TASK DETAILS:
Your task is to output the listing word for word, with pictures excluded.

[Stored data]
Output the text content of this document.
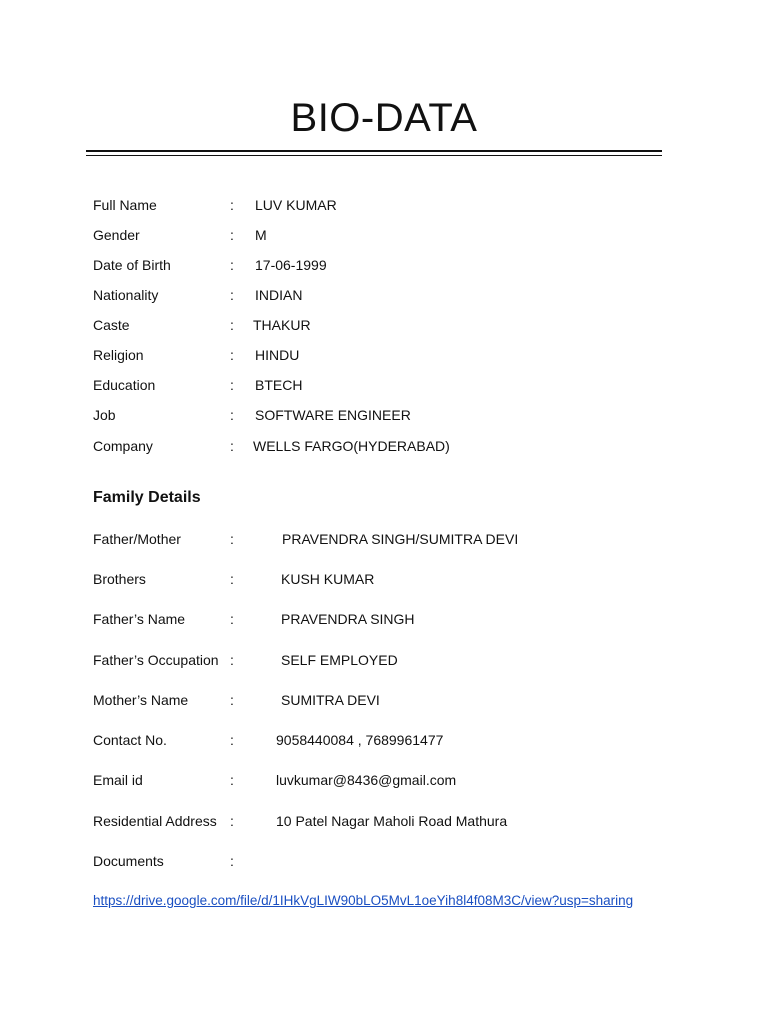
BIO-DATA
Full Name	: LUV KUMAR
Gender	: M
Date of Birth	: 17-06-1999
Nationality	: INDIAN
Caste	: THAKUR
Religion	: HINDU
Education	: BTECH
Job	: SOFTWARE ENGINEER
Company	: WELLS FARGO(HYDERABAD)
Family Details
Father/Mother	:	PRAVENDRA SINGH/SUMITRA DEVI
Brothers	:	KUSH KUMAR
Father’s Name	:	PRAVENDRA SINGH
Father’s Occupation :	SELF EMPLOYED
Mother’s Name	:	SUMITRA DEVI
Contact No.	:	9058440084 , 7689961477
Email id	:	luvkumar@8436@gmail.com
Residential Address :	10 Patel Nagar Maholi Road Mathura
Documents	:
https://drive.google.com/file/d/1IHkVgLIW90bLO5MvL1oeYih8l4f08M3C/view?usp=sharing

EXERCISE OUTPUT:
Output the text content of this document.
BIO-DATA
Full Name	: LUV KUMAR
Gender	: M
Date of Birth	: 17-06-1999
Nationality	: INDIAN
Caste	: THAKUR
Religion	: HINDU
Education	: BTECH
Job	: SOFTWARE ENGINEER
Company	: WELLS FARGO(HYDERABAD)
Family Details
Father/Mother	:	PRAVENDRA SINGH/SUMITRA DEVI
Brothers	:	KUSH KUMAR
Father’s Name	:	PRAVENDRA SINGH
Father’s Occupation :	SELF EMPLOYED
Mother’s Name	:	SUMITRA DEVI
Contact No.	:	9058440084 , 7689961477
Email id	:	luvkumar@8436@gmail.com
Residential Address :	10 Patel Nagar Maholi Road Mathura
Documents	:
https://drive.google.com/file/d/1IHkVgLIW90bLO5MvL1oeYih8l4f08M3C/view?usp=sharing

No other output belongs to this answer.